Do this ▸ Read the lines below. Copy out any that hold the string "ylabel".

Data in this exercise ▸
>> BEGIN

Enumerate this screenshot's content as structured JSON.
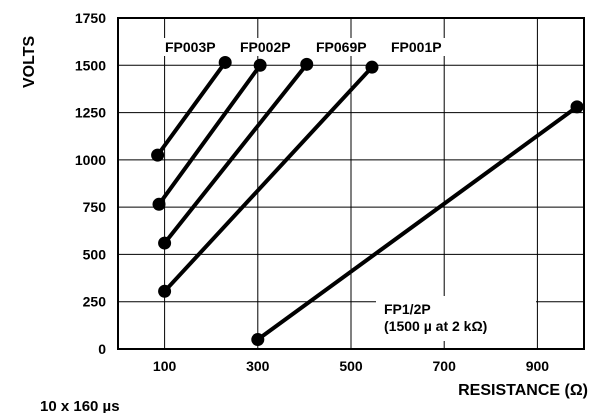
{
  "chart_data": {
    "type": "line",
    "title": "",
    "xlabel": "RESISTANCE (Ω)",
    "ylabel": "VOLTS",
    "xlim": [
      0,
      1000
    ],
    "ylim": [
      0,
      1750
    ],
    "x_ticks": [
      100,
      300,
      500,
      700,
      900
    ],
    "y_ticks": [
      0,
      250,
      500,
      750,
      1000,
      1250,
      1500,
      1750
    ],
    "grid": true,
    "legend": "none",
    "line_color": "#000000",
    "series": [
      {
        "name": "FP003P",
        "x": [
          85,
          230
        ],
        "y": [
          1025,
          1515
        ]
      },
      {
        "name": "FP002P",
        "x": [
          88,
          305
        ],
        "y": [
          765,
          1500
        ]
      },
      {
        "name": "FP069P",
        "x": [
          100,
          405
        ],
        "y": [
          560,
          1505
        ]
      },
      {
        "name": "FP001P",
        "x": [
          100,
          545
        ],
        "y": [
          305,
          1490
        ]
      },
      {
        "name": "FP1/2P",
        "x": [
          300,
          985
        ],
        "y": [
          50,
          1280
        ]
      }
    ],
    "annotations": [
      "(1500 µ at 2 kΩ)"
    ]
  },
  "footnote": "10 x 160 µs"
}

>> END
>> BEGIN

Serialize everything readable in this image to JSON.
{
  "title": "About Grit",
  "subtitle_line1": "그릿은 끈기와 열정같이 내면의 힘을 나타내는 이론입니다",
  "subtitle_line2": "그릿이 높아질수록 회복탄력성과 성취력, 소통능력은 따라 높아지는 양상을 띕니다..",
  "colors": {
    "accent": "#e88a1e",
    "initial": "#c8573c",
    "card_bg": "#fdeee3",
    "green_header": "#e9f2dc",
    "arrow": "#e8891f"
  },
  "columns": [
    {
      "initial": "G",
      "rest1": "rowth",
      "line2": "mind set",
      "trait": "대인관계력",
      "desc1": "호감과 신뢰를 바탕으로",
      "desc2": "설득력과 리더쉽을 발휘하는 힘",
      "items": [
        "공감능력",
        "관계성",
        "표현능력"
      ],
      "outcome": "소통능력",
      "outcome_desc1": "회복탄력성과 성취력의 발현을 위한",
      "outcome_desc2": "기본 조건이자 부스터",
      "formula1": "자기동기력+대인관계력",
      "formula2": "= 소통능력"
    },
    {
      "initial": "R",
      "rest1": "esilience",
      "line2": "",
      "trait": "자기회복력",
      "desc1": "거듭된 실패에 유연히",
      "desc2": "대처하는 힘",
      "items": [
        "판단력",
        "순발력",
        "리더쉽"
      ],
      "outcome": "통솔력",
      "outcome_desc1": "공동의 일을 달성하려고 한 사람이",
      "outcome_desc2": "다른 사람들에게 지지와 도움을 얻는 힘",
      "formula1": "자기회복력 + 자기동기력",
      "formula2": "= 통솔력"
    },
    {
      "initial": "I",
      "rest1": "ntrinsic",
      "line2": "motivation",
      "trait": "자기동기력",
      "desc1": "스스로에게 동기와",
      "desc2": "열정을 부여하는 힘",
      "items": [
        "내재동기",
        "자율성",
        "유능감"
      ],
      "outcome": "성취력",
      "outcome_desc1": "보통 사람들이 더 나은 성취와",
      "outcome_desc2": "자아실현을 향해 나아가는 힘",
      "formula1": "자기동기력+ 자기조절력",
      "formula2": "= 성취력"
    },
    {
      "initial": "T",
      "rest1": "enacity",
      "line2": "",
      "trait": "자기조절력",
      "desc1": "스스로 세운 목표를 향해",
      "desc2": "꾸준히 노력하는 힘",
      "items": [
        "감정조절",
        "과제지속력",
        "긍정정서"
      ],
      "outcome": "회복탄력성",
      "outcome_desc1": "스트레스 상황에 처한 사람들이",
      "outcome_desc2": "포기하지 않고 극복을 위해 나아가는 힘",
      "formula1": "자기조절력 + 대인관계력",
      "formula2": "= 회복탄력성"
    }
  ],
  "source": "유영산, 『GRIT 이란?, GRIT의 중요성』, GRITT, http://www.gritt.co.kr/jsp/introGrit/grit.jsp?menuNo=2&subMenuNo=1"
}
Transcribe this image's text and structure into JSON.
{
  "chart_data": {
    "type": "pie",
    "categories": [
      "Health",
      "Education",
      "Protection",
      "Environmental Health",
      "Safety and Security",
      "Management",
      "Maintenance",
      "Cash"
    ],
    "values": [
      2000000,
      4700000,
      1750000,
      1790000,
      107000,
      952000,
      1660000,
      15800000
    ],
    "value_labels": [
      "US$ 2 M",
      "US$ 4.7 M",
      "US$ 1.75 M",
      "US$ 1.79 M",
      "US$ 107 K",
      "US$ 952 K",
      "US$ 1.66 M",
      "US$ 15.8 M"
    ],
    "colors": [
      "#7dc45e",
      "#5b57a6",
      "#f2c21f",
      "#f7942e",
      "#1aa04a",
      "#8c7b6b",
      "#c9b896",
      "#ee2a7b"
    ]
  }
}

>> END
>> BEGIN

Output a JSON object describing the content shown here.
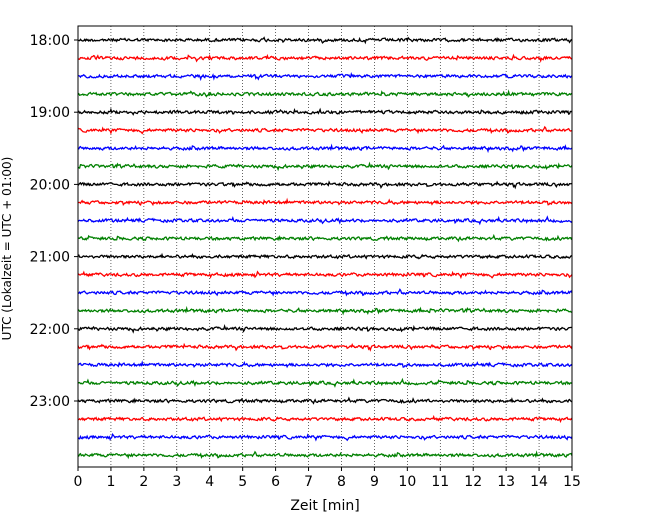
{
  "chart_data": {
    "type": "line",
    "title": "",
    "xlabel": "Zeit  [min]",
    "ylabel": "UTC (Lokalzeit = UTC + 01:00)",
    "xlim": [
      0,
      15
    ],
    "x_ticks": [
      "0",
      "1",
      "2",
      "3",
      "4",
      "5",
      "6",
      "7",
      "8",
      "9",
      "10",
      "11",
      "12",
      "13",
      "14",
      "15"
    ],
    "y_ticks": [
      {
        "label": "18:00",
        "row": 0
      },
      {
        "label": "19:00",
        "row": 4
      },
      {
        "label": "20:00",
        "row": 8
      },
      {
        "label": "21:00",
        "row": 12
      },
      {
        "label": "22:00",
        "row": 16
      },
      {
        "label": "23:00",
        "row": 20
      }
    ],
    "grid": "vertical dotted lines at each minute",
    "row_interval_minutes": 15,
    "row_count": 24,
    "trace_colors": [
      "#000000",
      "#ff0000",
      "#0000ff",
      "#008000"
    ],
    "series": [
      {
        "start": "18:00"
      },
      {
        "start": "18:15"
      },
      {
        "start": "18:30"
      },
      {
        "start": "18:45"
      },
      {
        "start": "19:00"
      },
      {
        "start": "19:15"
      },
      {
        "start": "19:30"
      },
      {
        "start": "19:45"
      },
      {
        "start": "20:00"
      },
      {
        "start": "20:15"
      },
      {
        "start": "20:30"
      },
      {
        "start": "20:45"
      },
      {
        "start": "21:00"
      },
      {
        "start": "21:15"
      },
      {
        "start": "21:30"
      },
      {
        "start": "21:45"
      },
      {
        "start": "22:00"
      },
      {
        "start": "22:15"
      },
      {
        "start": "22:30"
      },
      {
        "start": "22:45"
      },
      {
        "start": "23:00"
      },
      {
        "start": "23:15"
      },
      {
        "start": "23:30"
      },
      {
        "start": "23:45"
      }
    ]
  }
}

>> END

Exercise result ▸
    "ylabel": "VOLTS",
    "ylabel": "UTC (Lokalzeit = UTC + 01:00)",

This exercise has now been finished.